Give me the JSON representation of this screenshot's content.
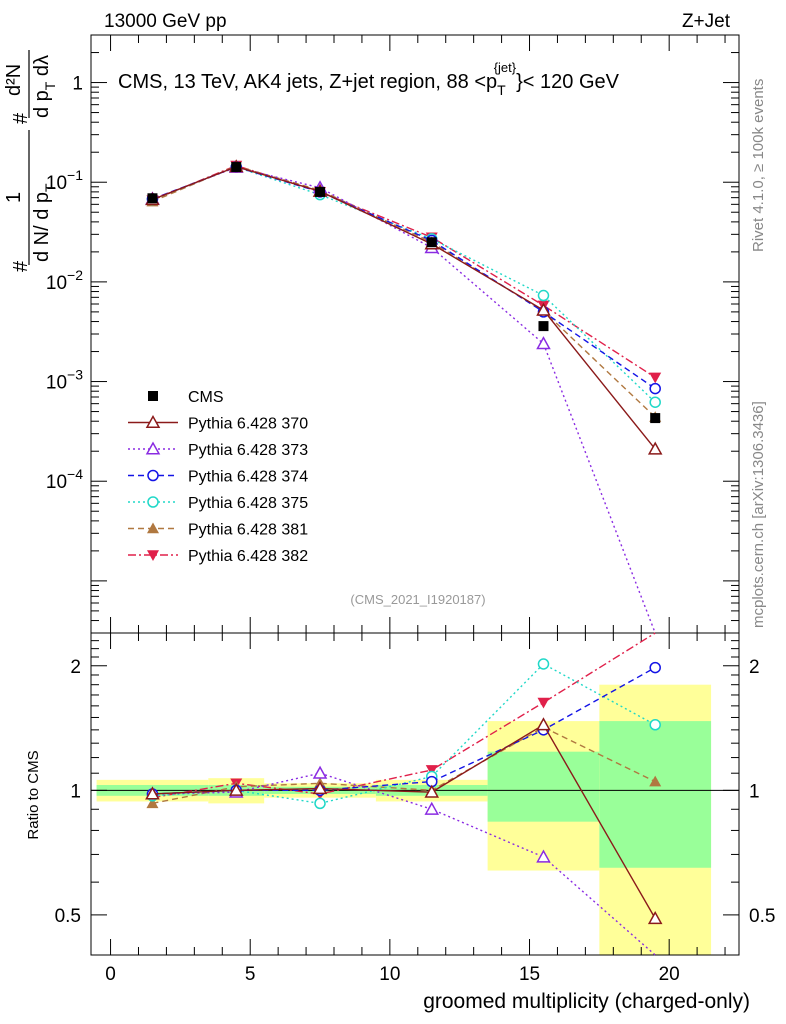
{
  "header": {
    "left": "13000 GeV pp",
    "right": "Z+Jet"
  },
  "side_labels": {
    "rivet": "Rivet 4.1.0, ≥ 100k events",
    "mcplots": "mcplots.cern.ch [arXiv:1306.3436]"
  },
  "colors": {
    "cms": "#000000",
    "370": "#8b1a1a",
    "373": "#8a2be2",
    "374": "#1414e6",
    "375": "#20d8c8",
    "381": "#b07840",
    "382": "#e0204a",
    "band_inner": "#99ff99",
    "band_outer": "#ffff99"
  },
  "chart_data": [
    {
      "type": "scatter",
      "panel": "main",
      "title": "CMS, 13 TeV, AK4 jets, Z+jet region, 88 <p_T^{jet}< 120 GeV",
      "title_parts": {
        "pre": "CMS, 13 TeV, AK4 jets, Z+jet region, 88 <p",
        "sub": "T",
        "sup": "{jet}",
        "post": "}< 120 GeV"
      },
      "ylabel": "1/N dN/dp_T d²N/dp_T dλ",
      "ylabel_parts": {
        "frac1_num": "1",
        "frac1_den": "d N/ d p",
        "frac1_den_sub": "T",
        "frac2_num": "d²N",
        "frac2_den": "d p",
        "frac2_den_sub": "T",
        "frac2_den_post": " dλ",
        "hash": "#"
      },
      "yscale": "log",
      "ylim": [
        3e-06,
        3
      ],
      "xlim": [
        -0.7,
        22.5
      ],
      "analysis_id": "(CMS_2021_I1920187)",
      "y_tick_labels": [
        {
          "value": 1,
          "base": "1",
          "exp": ""
        },
        {
          "value": 0.1,
          "base": "10",
          "exp": "−1"
        },
        {
          "value": 0.01,
          "base": "10",
          "exp": "−2"
        },
        {
          "value": 0.001,
          "base": "10",
          "exp": "−3"
        },
        {
          "value": 0.0001,
          "base": "10",
          "exp": "−4"
        }
      ],
      "legend_position": "left",
      "x": [
        1.5,
        4.5,
        7.5,
        11.5,
        15.5,
        19.5
      ],
      "series": [
        {
          "name": "CMS",
          "key": "cms",
          "marker": "square",
          "line": "none",
          "values": [
            0.069,
            0.142,
            0.08,
            0.025,
            0.0036,
            0.00043
          ]
        },
        {
          "name": "Pythia 6.428 370",
          "key": "370",
          "marker": "triangle-up-open",
          "line": "solid",
          "values": [
            0.067,
            0.143,
            0.081,
            0.024,
            0.0052,
            0.00021
          ]
        },
        {
          "name": "Pythia 6.428 373",
          "key": "373",
          "marker": "triangle-up-open",
          "line": "dotted",
          "values": [
            0.068,
            0.141,
            0.088,
            0.022,
            0.0024,
            0.0
          ]
        },
        {
          "name": "Pythia 6.428 374",
          "key": "374",
          "marker": "circle-open",
          "line": "dashed",
          "values": [
            0.068,
            0.142,
            0.08,
            0.026,
            0.005,
            0.00085
          ]
        },
        {
          "name": "Pythia 6.428 375",
          "key": "375",
          "marker": "circle-open",
          "line": "dotted",
          "values": [
            0.067,
            0.142,
            0.075,
            0.027,
            0.0073,
            0.00062
          ]
        },
        {
          "name": "Pythia 6.428 381",
          "key": "381",
          "marker": "triangle-up-filled",
          "line": "dashed",
          "values": [
            0.064,
            0.145,
            0.083,
            0.025,
            0.0051,
            0.00044
          ]
        },
        {
          "name": "Pythia 6.428 382",
          "key": "382",
          "marker": "triangle-down-filled",
          "line": "dashdot",
          "values": [
            0.066,
            0.147,
            0.08,
            0.028,
            0.0058,
            0.0011
          ]
        }
      ]
    },
    {
      "type": "scatter",
      "panel": "ratio",
      "ylabel": "Ratio to CMS",
      "xlabel": "groomed multiplicity (charged-only)",
      "yscale": "log",
      "ylim": [
        0.4,
        2.4
      ],
      "xlim": [
        -0.7,
        22.5
      ],
      "y_ticks": [
        0.5,
        1,
        2
      ],
      "y_tick_labels": [
        "0.5",
        "1",
        "2"
      ],
      "x_ticks": [
        0,
        5,
        10,
        15,
        20
      ],
      "x_tick_labels": [
        "0",
        "5",
        "10",
        "15",
        "20"
      ],
      "reference_line": 1,
      "x": [
        1.5,
        4.5,
        7.5,
        11.5,
        15.5,
        19.5
      ],
      "bands": [
        {
          "xmin": -0.5,
          "xmax": 3.5,
          "inner": [
            0.97,
            1.03
          ],
          "outer": [
            0.94,
            1.06
          ]
        },
        {
          "xmin": 3.5,
          "xmax": 5.5,
          "inner": [
            0.97,
            1.03
          ],
          "outer": [
            0.93,
            1.07
          ]
        },
        {
          "xmin": 5.5,
          "xmax": 9.5,
          "inner": [
            0.98,
            1.02
          ],
          "outer": [
            0.96,
            1.04
          ]
        },
        {
          "xmin": 9.5,
          "xmax": 13.5,
          "inner": [
            0.97,
            1.03
          ],
          "outer": [
            0.94,
            1.06
          ]
        },
        {
          "xmin": 13.5,
          "xmax": 17.5,
          "inner": [
            0.84,
            1.24
          ],
          "outer": [
            0.64,
            1.47
          ]
        },
        {
          "xmin": 17.5,
          "xmax": 21.5,
          "inner": [
            0.65,
            1.47
          ],
          "outer": [
            0.35,
            1.8
          ]
        }
      ],
      "series": [
        {
          "name": "Pythia 6.428 370",
          "key": "370",
          "values": [
            0.98,
            1.0,
            1.01,
            0.99,
            1.44,
            0.49
          ]
        },
        {
          "name": "Pythia 6.428 373",
          "key": "373",
          "values": [
            0.98,
            0.99,
            1.1,
            0.9,
            0.69,
            0.0
          ]
        },
        {
          "name": "Pythia 6.428 374",
          "key": "374",
          "values": [
            0.98,
            1.0,
            1.0,
            1.05,
            1.4,
            1.98
          ]
        },
        {
          "name": "Pythia 6.428 375",
          "key": "375",
          "values": [
            0.97,
            1.0,
            0.93,
            1.08,
            2.02,
            1.44
          ]
        },
        {
          "name": "Pythia 6.428 381",
          "key": "381",
          "values": [
            0.93,
            1.02,
            1.04,
            1.0,
            1.42,
            1.05
          ]
        },
        {
          "name": "Pythia 6.428 382",
          "key": "382",
          "values": [
            0.96,
            1.04,
            0.98,
            1.12,
            1.63,
            2.55
          ]
        }
      ]
    }
  ]
}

§ §

## Description of the task:
Print every record above exactly as written, leaving out the pictures.

## Written response:
Give me the JSON representation of this screenshot's content.
{
  "header": {
    "left": "13000 GeV pp",
    "right": "Z+Jet"
  },
  "side_labels": {
    "rivet": "Rivet 4.1.0, ≥ 100k events",
    "mcplots": "mcplots.cern.ch [arXiv:1306.3436]"
  },
  "colors": {
    "cms": "#000000",
    "370": "#8b1a1a",
    "373": "#8a2be2",
    "374": "#1414e6",
    "375": "#20d8c8",
    "381": "#b07840",
    "382": "#e0204a",
    "band_inner": "#99ff99",
    "band_outer": "#ffff99"
  },
  "chart_data": [
    {
      "type": "scatter",
      "panel": "main",
      "title": "CMS, 13 TeV, AK4 jets, Z+jet region, 88 <p_T^{jet}< 120 GeV",
      "title_parts": {
        "pre": "CMS, 13 TeV, AK4 jets, Z+jet region, 88 <p",
        "sub": "T",
        "sup": "{jet}",
        "post": "}< 120 GeV"
      },
      "ylabel": "1/N dN/dp_T d²N/dp_T dλ",
      "ylabel_parts": {
        "frac1_num": "1",
        "frac1_den": "d N/ d p",
        "frac1_den_sub": "T",
        "frac2_num": "d²N",
        "frac2_den": "d p",
        "frac2_den_sub": "T",
        "frac2_den_post": " dλ",
        "hash": "#"
      },
      "yscale": "log",
      "ylim": [
        3e-06,
        3
      ],
      "xlim": [
        -0.7,
        22.5
      ],
      "analysis_id": "(CMS_2021_I1920187)",
      "y_tick_labels": [
        {
          "value": 1,
          "base": "1",
          "exp": ""
        },
        {
          "value": 0.1,
          "base": "10",
          "exp": "−1"
        },
        {
          "value": 0.01,
          "base": "10",
          "exp": "−2"
        },
        {
          "value": 0.001,
          "base": "10",
          "exp": "−3"
        },
        {
          "value": 0.0001,
          "base": "10",
          "exp": "−4"
        }
      ],
      "legend_position": "left",
      "x": [
        1.5,
        4.5,
        7.5,
        11.5,
        15.5,
        19.5
      ],
      "series": [
        {
          "name": "CMS",
          "key": "cms",
          "marker": "square",
          "line": "none",
          "values": [
            0.069,
            0.142,
            0.08,
            0.025,
            0.0036,
            0.00043
          ]
        },
        {
          "name": "Pythia 6.428 370",
          "key": "370",
          "marker": "triangle-up-open",
          "line": "solid",
          "values": [
            0.067,
            0.143,
            0.081,
            0.024,
            0.0052,
            0.00021
          ]
        },
        {
          "name": "Pythia 6.428 373",
          "key": "373",
          "marker": "triangle-up-open",
          "line": "dotted",
          "values": [
            0.068,
            0.141,
            0.088,
            0.022,
            0.0024,
            0.0
          ]
        },
        {
          "name": "Pythia 6.428 374",
          "key": "374",
          "marker": "circle-open",
          "line": "dashed",
          "values": [
            0.068,
            0.142,
            0.08,
            0.026,
            0.005,
            0.00085
          ]
        },
        {
          "name": "Pythia 6.428 375",
          "key": "375",
          "marker": "circle-open",
          "line": "dotted",
          "values": [
            0.067,
            0.142,
            0.075,
            0.027,
            0.0073,
            0.00062
          ]
        },
        {
          "name": "Pythia 6.428 381",
          "key": "381",
          "marker": "triangle-up-filled",
          "line": "dashed",
          "values": [
            0.064,
            0.145,
            0.083,
            0.025,
            0.0051,
            0.00044
          ]
        },
        {
          "name": "Pythia 6.428 382",
          "key": "382",
          "marker": "triangle-down-filled",
          "line": "dashdot",
          "values": [
            0.066,
            0.147,
            0.08,
            0.028,
            0.0058,
            0.0011
          ]
        }
      ]
    },
    {
      "type": "scatter",
      "panel": "ratio",
      "ylabel": "Ratio to CMS",
      "xlabel": "groomed multiplicity (charged-only)",
      "yscale": "log",
      "ylim": [
        0.4,
        2.4
      ],
      "xlim": [
        -0.7,
        22.5
      ],
      "y_ticks": [
        0.5,
        1,
        2
      ],
      "y_tick_labels": [
        "0.5",
        "1",
        "2"
      ],
      "x_ticks": [
        0,
        5,
        10,
        15,
        20
      ],
      "x_tick_labels": [
        "0",
        "5",
        "10",
        "15",
        "20"
      ],
      "reference_line": 1,
      "x": [
        1.5,
        4.5,
        7.5,
        11.5,
        15.5,
        19.5
      ],
      "bands": [
        {
          "xmin": -0.5,
          "xmax": 3.5,
          "inner": [
            0.97,
            1.03
          ],
          "outer": [
            0.94,
            1.06
          ]
        },
        {
          "xmin": 3.5,
          "xmax": 5.5,
          "inner": [
            0.97,
            1.03
          ],
          "outer": [
            0.93,
            1.07
          ]
        },
        {
          "xmin": 5.5,
          "xmax": 9.5,
          "inner": [
            0.98,
            1.02
          ],
          "outer": [
            0.96,
            1.04
          ]
        },
        {
          "xmin": 9.5,
          "xmax": 13.5,
          "inner": [
            0.97,
            1.03
          ],
          "outer": [
            0.94,
            1.06
          ]
        },
        {
          "xmin": 13.5,
          "xmax": 17.5,
          "inner": [
            0.84,
            1.24
          ],
          "outer": [
            0.64,
            1.47
          ]
        },
        {
          "xmin": 17.5,
          "xmax": 21.5,
          "inner": [
            0.65,
            1.47
          ],
          "outer": [
            0.35,
            1.8
          ]
        }
      ],
      "series": [
        {
          "name": "Pythia 6.428 370",
          "key": "370",
          "values": [
            0.98,
            1.0,
            1.01,
            0.99,
            1.44,
            0.49
          ]
        },
        {
          "name": "Pythia 6.428 373",
          "key": "373",
          "values": [
            0.98,
            0.99,
            1.1,
            0.9,
            0.69,
            0.0
          ]
        },
        {
          "name": "Pythia 6.428 374",
          "key": "374",
          "values": [
            0.98,
            1.0,
            1.0,
            1.05,
            1.4,
            1.98
          ]
        },
        {
          "name": "Pythia 6.428 375",
          "key": "375",
          "values": [
            0.97,
            1.0,
            0.93,
            1.08,
            2.02,
            1.44
          ]
        },
        {
          "name": "Pythia 6.428 381",
          "key": "381",
          "values": [
            0.93,
            1.02,
            1.04,
            1.0,
            1.42,
            1.05
          ]
        },
        {
          "name": "Pythia 6.428 382",
          "key": "382",
          "values": [
            0.96,
            1.04,
            0.98,
            1.12,
            1.63,
            2.55
          ]
        }
      ]
    }
  ]
}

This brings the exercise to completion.